Task | List each line holding the string "carrier".
-*-*-
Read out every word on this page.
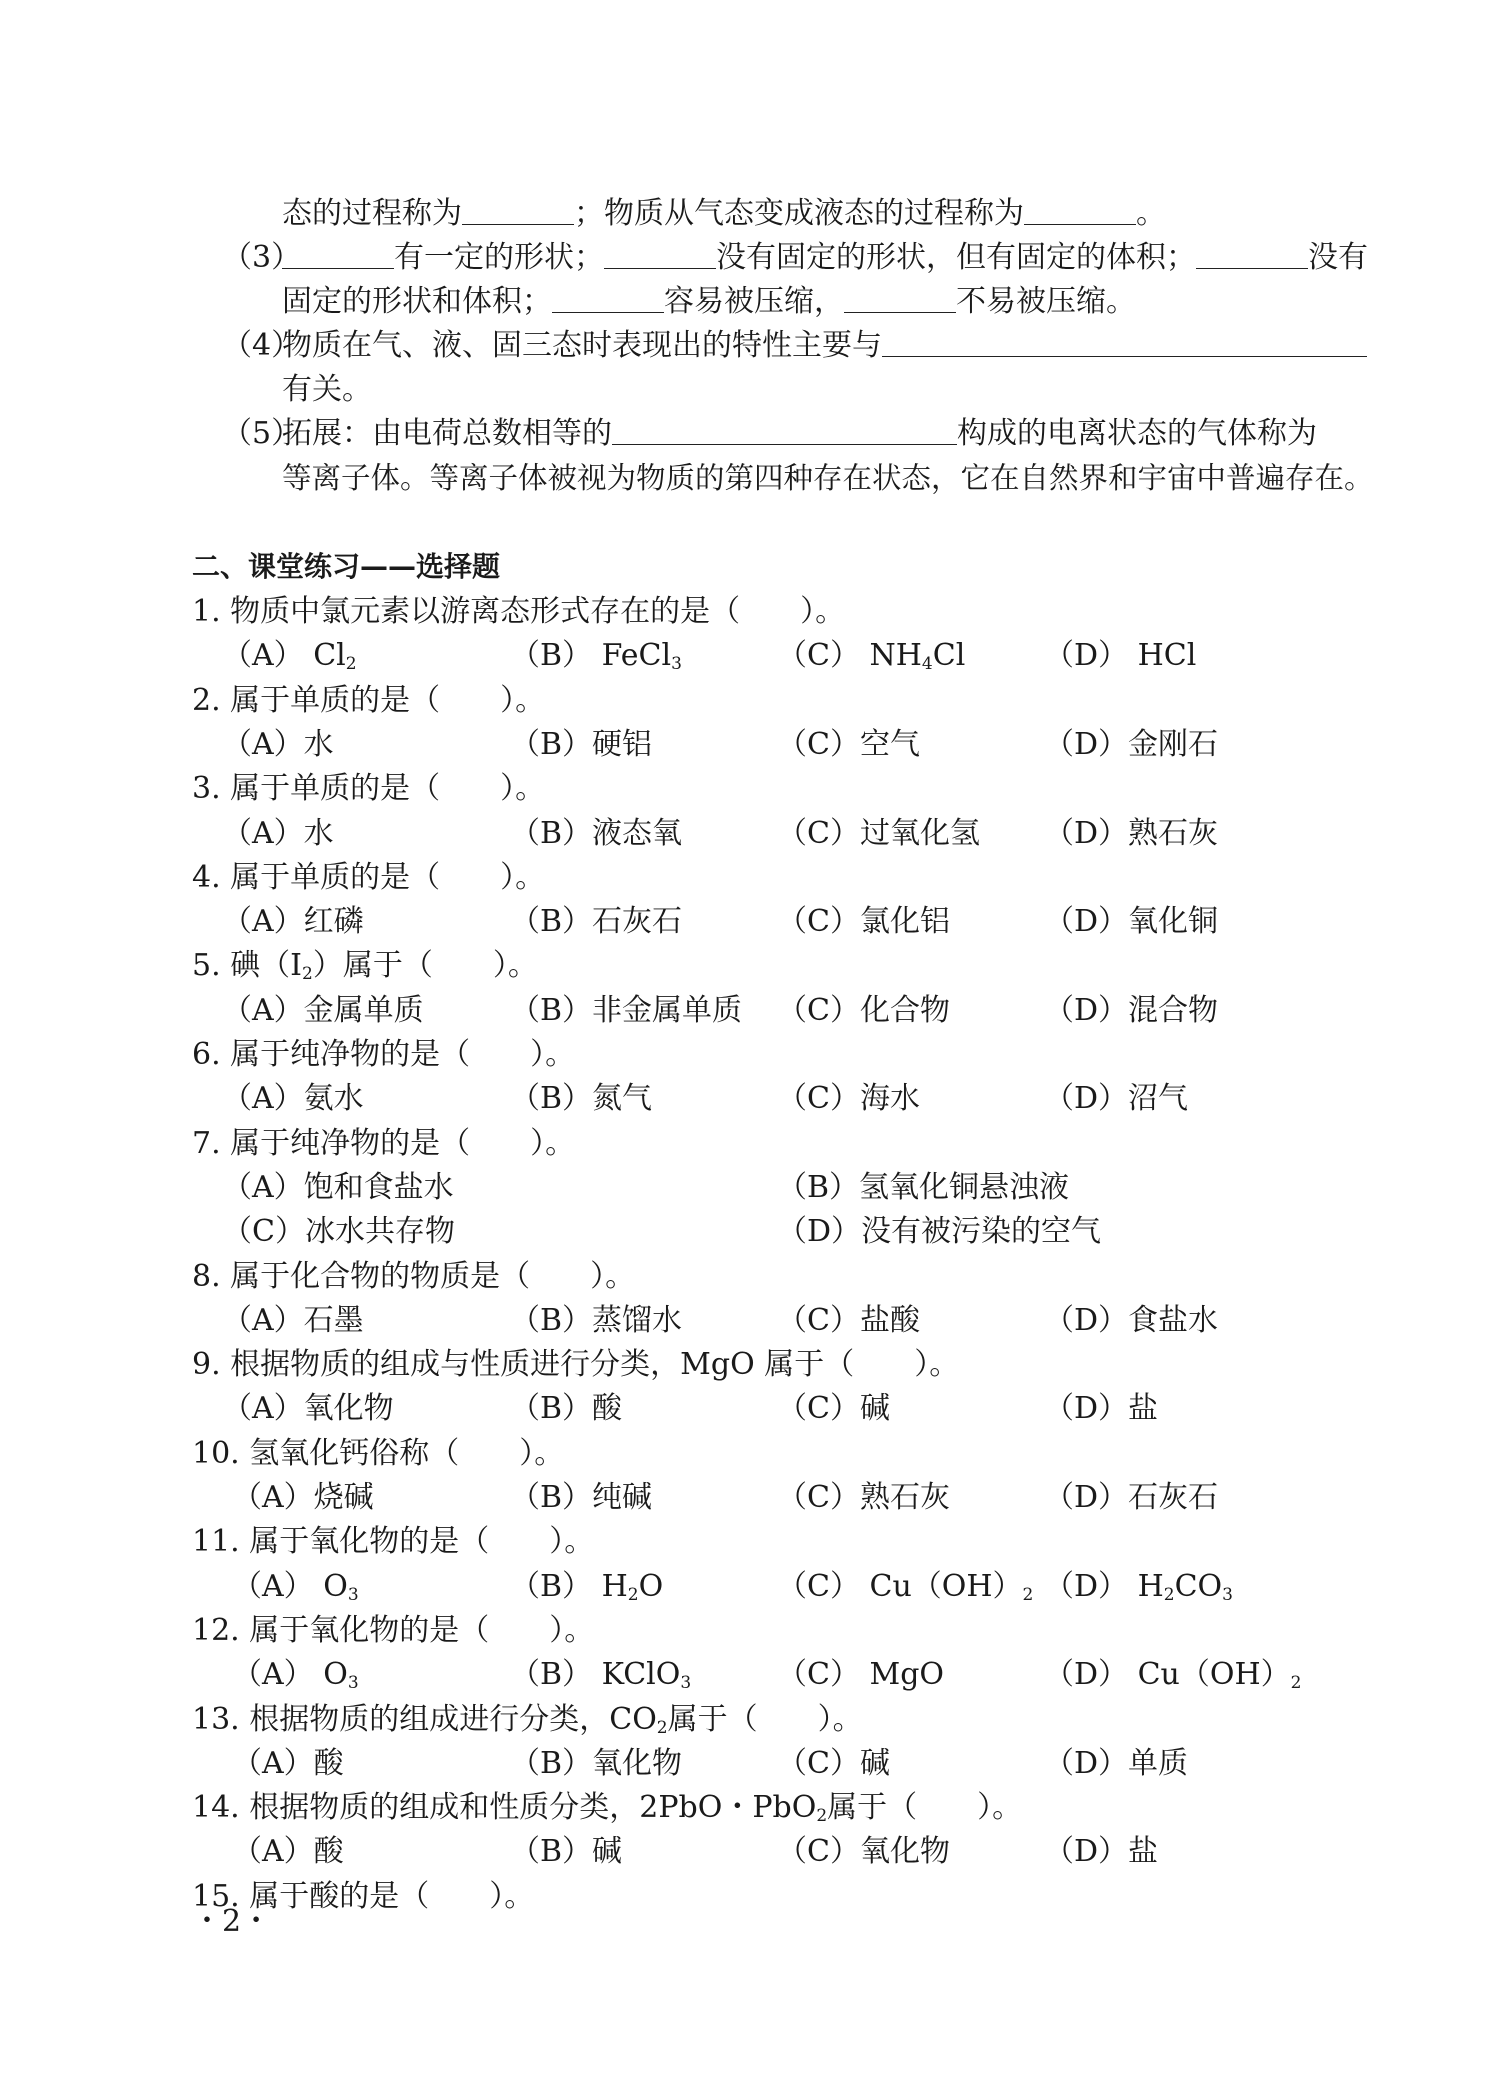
态的过程称为	；物质从气态变成液态的过程称为	。
（3）	有一定的形状；	没有固定的形状，但有固定的体积；	没有
固定的形状和体积；	容易被压缩，	不易被压缩。
（4）
物质在气、液、固三态时表现出的特性主要与
有关。
（5）
拓展：由电荷总数相等的	构成的电离状态的气体称为
等离子体。等离子体被视为物质的第四种存在状态，它在自然界和宇宙中普遍存在。
二、课堂练习——选择题
1. 物质中氯元素以游离态形式存在的是（　　）。
（A） $Cl_2$	（B） FeCl$_3$	（C） $NH_4Cl$	（D） HCl
2. 属于单质的是（　　）。
（A）水	（B）硬铝	（C）空气	（D）金刚石
3. 属于单质的是（　　）。
（A）水	（B）液态氧	（C）过氧化氢 （D）熟石灰
4. 属于单质的是（　　）。
（A）红磷	（B）石灰石	（C）氯化铝	（D）氧化铜
5. 碘$(I_2)$属于（　　）。
（A）金属单质	（B）非金属单质 （C）化合物	（D）混合物
6. 属于纯净物的是（　　）。
（A）氨水	（B）氮气	（C）海水	（D）沼气
7. 属于纯净物的是（　　）。
（A）饱和食盐水	（B）氢氧化铜悬浊液
（C）冰水共存物	（D）没有被污染的空气
8. 属于化合物的物质是（　　）。
（A）石墨	（B）蒸馏水	（C）盐酸	（D）食盐水
9. 根据物质的组成与性质进行分类，MgO 属于（　　）。
（A）氧化物	（B）酸	（C）碱	（D）盐
10. 氢氧化钙俗称（　　）。
（A）烧碱	（B）纯碱	（C）熟石灰	（D）石灰石
11. 属于氧化物的是（　　）。
（A） $O_3$	（B） $H_2O$	（C） $Cu(OH)_2$ （D） $H_2CO_3$
12. 属于氧化物的是（　　）。
（A） $O_3$	（B） KClO$_3$	（C） MgO	（D） $Cu(OH)_2$
13. 根据物质的组成进行分类，$CO_2$属于（　　）。
（A）酸	（B）氧化物	（C）碱	（D）单质
14. 根据物质的组成和性质分类，2PbO・PbO$_2$属于（　　）。
（A）酸	（B）碱	（C）氧化物	（D）盐
15. 属于酸的是（　　）。
・2・
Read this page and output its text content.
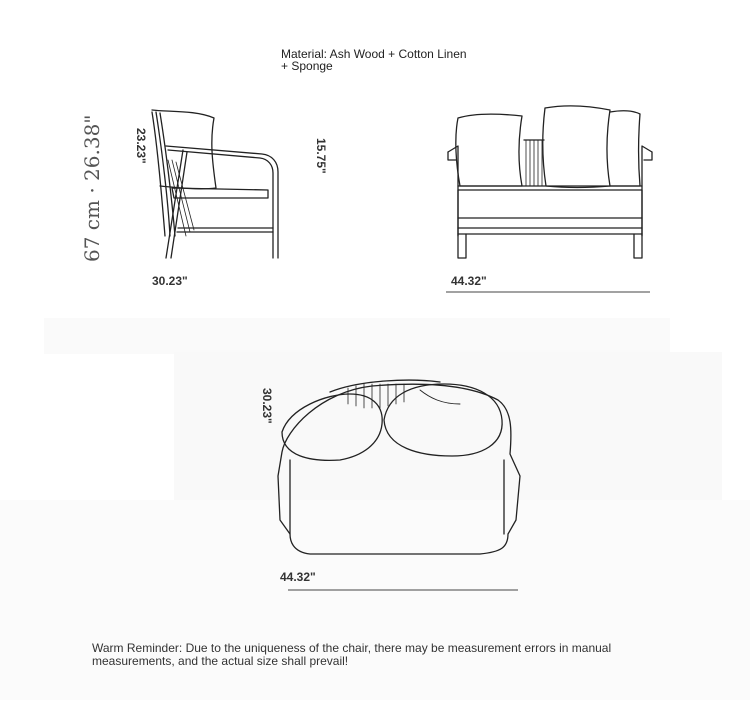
Material: Ash Wood + Cotton Linen
+ Sponge
23.23"	15.75"
30.23"
67 cm · 26.38"
44.32"
30.23"
44.32"
Warm Reminder: Due to the uniqueness of the chair, there may be measurement errors in manual measurements, and the actual size shall prevail!
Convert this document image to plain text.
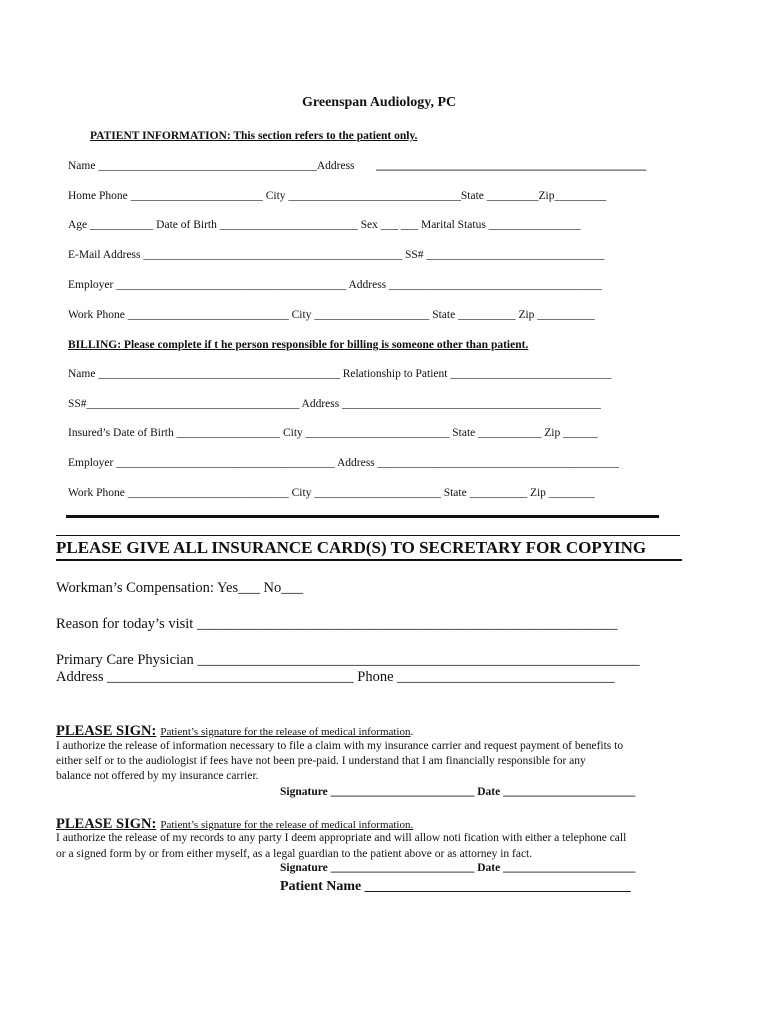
Greenspan Audiology, PC
PATIENT INFORMATION: This section refers to the patient only.
Name ______________________________________Address _______________________________________________
Home Phone _______________________ City ______________________________State _________Zip_________
Age ___________ Date of Birth ________________________ Sex ___ ___ Marital Status ________________
E-Mail Address _____________________________________________ SS# _______________________________
Employer ________________________________________ Address _____________________________________
Work Phone ____________________________ City ____________________ State __________ Zip __________
BILLING: Please complete if t he person responsible for billing is someone other than patient.
Name __________________________________________ Relationship to Patient ____________________________
SS#_____________________________________ Address _____________________________________________
Insured’s Date of Birth __________________ City _________________________ State ___________ Zip ______
Employer ______________________________________ Address __________________________________________
Work Phone ____________________________ City ______________________ State __________ Zip ________
PLEASE GIVE ALL INSURANCE CARD(S) TO SECRETARY FOR COPYING
Workman’s Compensation: Yes___ No___
Reason for today’s visit __________________________________________________________
Primary Care Physician _____________________________________________________________
Address __________________________________ Phone ______________________________
PLEASE SIGN: Patient’s signature for the release of medical information.
I authorize the release of information necessary to file a claim with my insurance carrier and request payment of benefits to
either self or to the audiologist if fees have not been pre-paid. I understand that I am financially responsible for any
balance not offered by my insurance carrier.
Signature _________________________ Date _______________________
PLEASE SIGN: Patient’s signature for the release of medical information.
I authorize the release of my records to any party I deem appropriate and will allow noti fication with either a telephone call
or a signed form by or from either myself, as a legal guardian to the patient above or as attorney in fact.
Signature _________________________ Date _______________________
Patient Name ______________________________________
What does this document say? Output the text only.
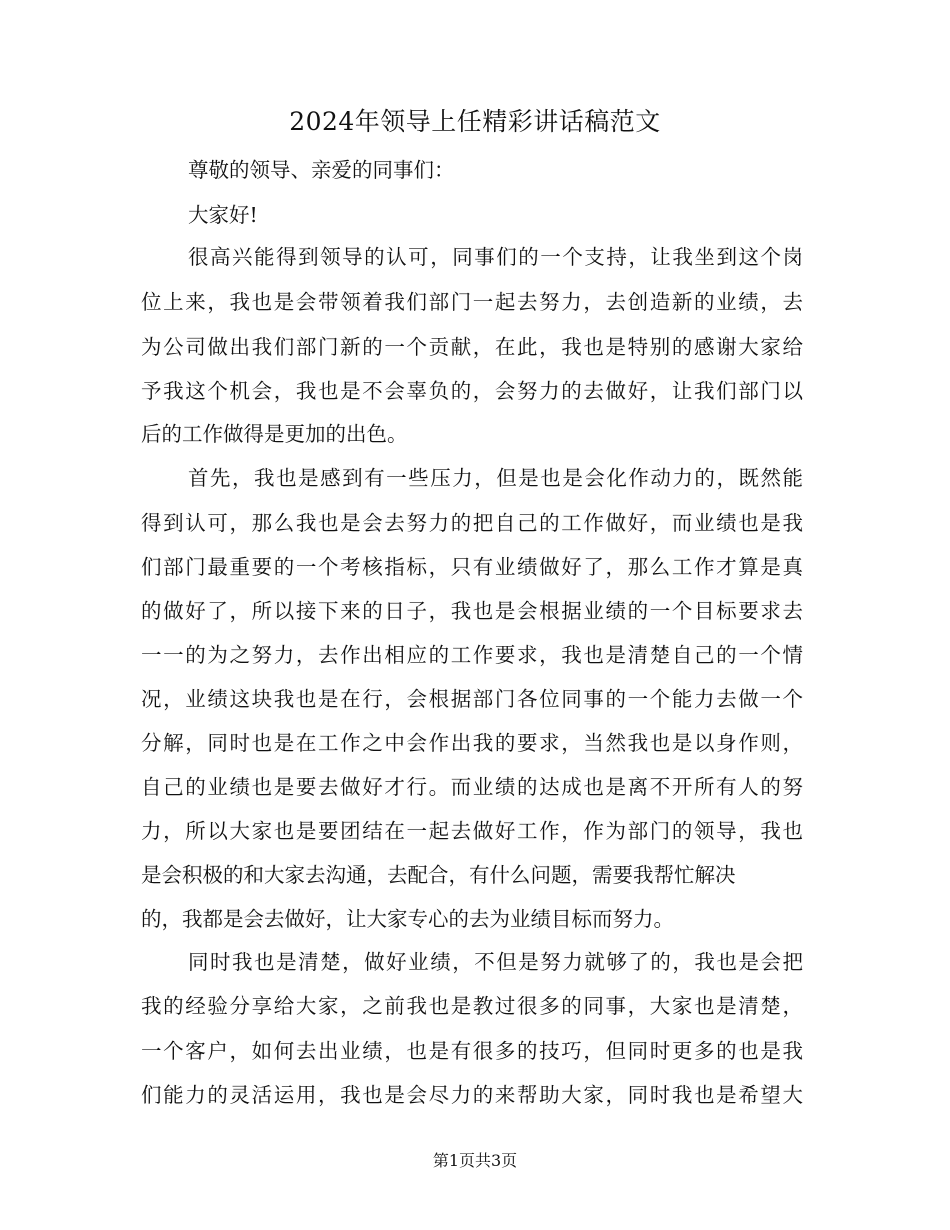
2024年领导上任精彩讲话稿范文
尊敬的领导、亲爱的同事们：
大家好!
很高兴能得到领导的认可，同事们的一个支持，让我坐到这个岗
位上来，我也是会带领着我们部门一起去努力，去创造新的业绩，去
为公司做出我们部门新的一个贡献，在此，我也是特别的感谢大家给
予我这个机会，我也是不会辜负的，会努力的去做好，让我们部门以
后的工作做得是更加的出色。
首先，我也是感到有一些压力，但是也是会化作动力的，既然能
得到认可，那么我也是会去努力的把自己的工作做好，而业绩也是我
们部门最重要的一个考核指标，只有业绩做好了，那么工作才算是真
的做好了，所以接下来的日子，我也是会根据业绩的一个目标要求去
一一的为之努力，去作出相应的工作要求，我也是清楚自己的一个情
况，业绩这块我也是在行，会根据部门各位同事的一个能力去做一个
分解，同时也是在工作之中会作出我的要求，当然我也是以身作则，
自己的业绩也是要去做好才行。而业绩的达成也是离不开所有人的努
力，所以大家也是要团结在一起去做好工作，作为部门的领导，我也
是会积极的和大家去沟通，去配合，有什么问题，需要我帮忙解决
的，我都是会去做好，让大家专心的去为业绩目标而努力。
同时我也是清楚，做好业绩，不但是努力就够了的，我也是会把
我的经验分享给大家，之前我也是教过很多的同事，大家也是清楚，
一个客户，如何去出业绩，也是有很多的技巧，但同时更多的也是我
们能力的灵活运用，我也是会尽力的来帮助大家，同时我也是希望大
第1页共3页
-*-*-
Exercise result |
I authorize the release of information necessary to file a claim with my insurance carrier and request payment of benefits to
balance not offered by my insurance carrier.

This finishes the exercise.